Record extracts ▸
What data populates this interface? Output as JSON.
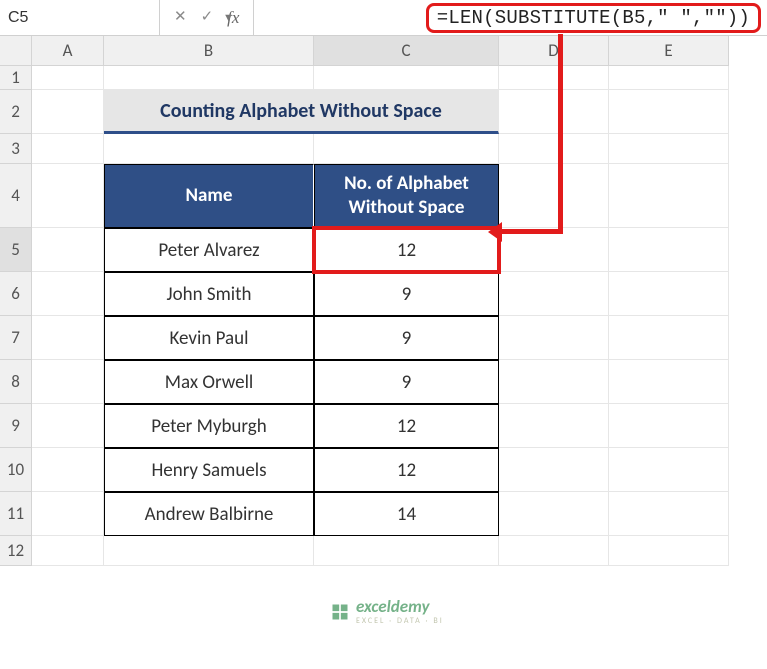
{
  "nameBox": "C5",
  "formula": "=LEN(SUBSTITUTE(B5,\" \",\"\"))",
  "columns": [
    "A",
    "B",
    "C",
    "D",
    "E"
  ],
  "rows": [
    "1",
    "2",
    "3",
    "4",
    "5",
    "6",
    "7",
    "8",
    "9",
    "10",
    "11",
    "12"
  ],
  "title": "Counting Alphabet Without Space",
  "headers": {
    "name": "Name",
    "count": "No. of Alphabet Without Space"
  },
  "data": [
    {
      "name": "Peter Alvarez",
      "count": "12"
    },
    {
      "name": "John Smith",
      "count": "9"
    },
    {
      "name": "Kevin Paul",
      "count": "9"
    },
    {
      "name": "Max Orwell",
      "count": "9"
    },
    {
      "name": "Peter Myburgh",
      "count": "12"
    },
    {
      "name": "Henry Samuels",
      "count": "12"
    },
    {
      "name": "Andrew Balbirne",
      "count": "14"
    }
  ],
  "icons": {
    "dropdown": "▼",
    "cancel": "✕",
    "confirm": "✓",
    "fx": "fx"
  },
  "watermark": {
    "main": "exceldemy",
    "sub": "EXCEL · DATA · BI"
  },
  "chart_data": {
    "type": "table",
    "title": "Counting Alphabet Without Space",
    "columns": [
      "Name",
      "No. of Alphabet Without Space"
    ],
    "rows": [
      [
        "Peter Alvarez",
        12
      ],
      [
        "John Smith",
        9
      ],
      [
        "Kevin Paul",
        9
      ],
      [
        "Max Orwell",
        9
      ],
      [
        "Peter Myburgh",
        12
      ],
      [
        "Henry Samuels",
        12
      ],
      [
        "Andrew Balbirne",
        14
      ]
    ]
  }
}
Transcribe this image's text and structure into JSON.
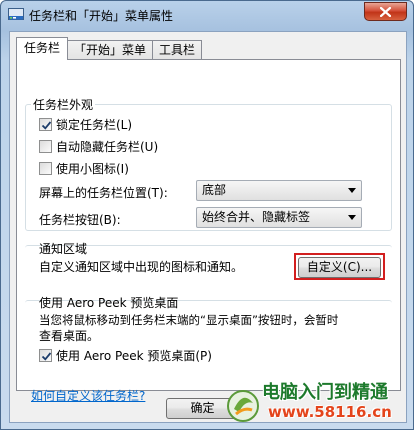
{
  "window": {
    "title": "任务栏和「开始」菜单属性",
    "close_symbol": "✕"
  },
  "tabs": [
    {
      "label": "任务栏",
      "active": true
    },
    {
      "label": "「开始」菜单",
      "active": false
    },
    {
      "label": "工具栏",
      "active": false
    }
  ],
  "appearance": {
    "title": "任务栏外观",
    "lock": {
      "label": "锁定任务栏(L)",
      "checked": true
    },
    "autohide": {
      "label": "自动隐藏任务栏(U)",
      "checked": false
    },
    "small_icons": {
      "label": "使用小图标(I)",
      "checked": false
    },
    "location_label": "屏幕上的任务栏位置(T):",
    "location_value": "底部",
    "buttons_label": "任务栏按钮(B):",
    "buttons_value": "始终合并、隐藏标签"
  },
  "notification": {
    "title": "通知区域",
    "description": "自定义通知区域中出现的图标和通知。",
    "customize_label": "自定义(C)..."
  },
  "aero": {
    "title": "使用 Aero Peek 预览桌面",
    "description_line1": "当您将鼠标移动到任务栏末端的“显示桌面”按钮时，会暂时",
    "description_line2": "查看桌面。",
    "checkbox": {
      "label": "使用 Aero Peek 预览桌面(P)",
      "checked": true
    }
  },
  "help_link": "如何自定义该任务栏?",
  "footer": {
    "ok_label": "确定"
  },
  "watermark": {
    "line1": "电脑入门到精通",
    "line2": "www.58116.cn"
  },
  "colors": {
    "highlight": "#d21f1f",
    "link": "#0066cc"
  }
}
==
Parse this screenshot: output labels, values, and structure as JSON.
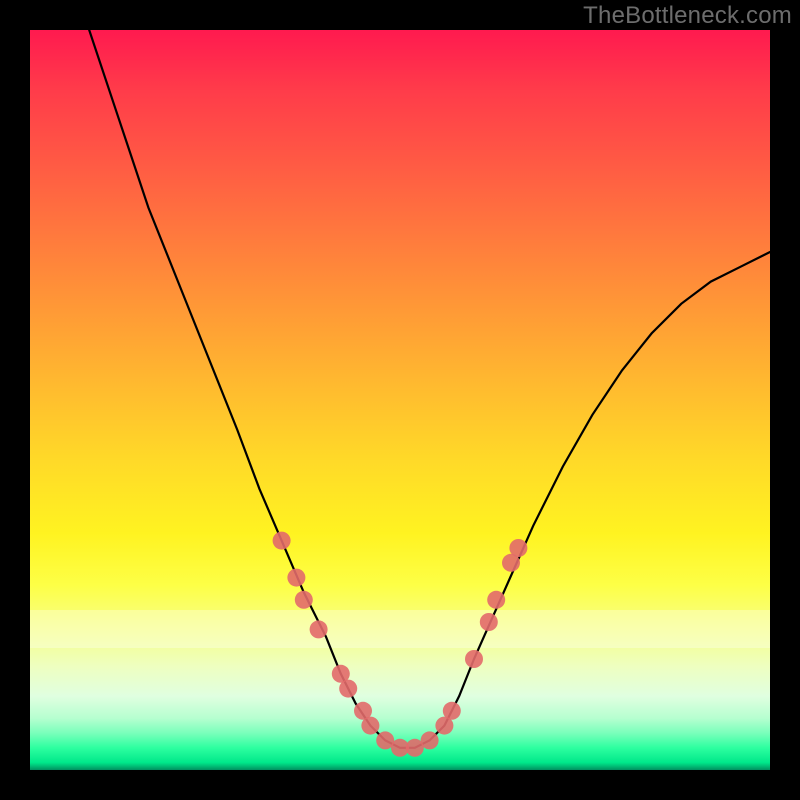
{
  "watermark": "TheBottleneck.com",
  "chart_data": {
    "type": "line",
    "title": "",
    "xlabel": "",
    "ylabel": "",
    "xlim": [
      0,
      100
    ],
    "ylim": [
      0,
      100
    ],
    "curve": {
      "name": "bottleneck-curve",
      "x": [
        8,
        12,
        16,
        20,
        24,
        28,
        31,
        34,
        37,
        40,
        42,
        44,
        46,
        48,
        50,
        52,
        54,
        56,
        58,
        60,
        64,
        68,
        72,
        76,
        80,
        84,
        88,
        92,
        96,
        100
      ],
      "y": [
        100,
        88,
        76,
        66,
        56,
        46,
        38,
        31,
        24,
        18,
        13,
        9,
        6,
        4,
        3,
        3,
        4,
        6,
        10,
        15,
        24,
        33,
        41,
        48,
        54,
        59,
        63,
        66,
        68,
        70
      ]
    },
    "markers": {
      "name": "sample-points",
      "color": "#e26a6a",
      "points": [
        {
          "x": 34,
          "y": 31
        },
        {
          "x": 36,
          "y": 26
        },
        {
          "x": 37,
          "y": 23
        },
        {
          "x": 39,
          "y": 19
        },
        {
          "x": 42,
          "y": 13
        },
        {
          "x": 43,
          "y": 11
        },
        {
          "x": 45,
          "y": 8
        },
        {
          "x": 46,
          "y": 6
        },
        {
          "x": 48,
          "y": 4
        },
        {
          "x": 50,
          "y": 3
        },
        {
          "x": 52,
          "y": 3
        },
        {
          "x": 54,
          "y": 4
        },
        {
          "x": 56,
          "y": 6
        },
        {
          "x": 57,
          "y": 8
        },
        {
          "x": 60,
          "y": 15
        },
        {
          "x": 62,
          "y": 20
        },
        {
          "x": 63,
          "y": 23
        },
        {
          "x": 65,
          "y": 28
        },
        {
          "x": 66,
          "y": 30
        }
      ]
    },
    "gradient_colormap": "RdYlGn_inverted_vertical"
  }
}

Task instructions ▸
Copy all lines above containing the string "Alphabet".

Output of the task ▸
  "title": "Counting Alphabet Without Space",
    "count": "No. of Alphabet Without Space"
    "title": "Counting Alphabet Without Space",
      "No. of Alphabet Without Space"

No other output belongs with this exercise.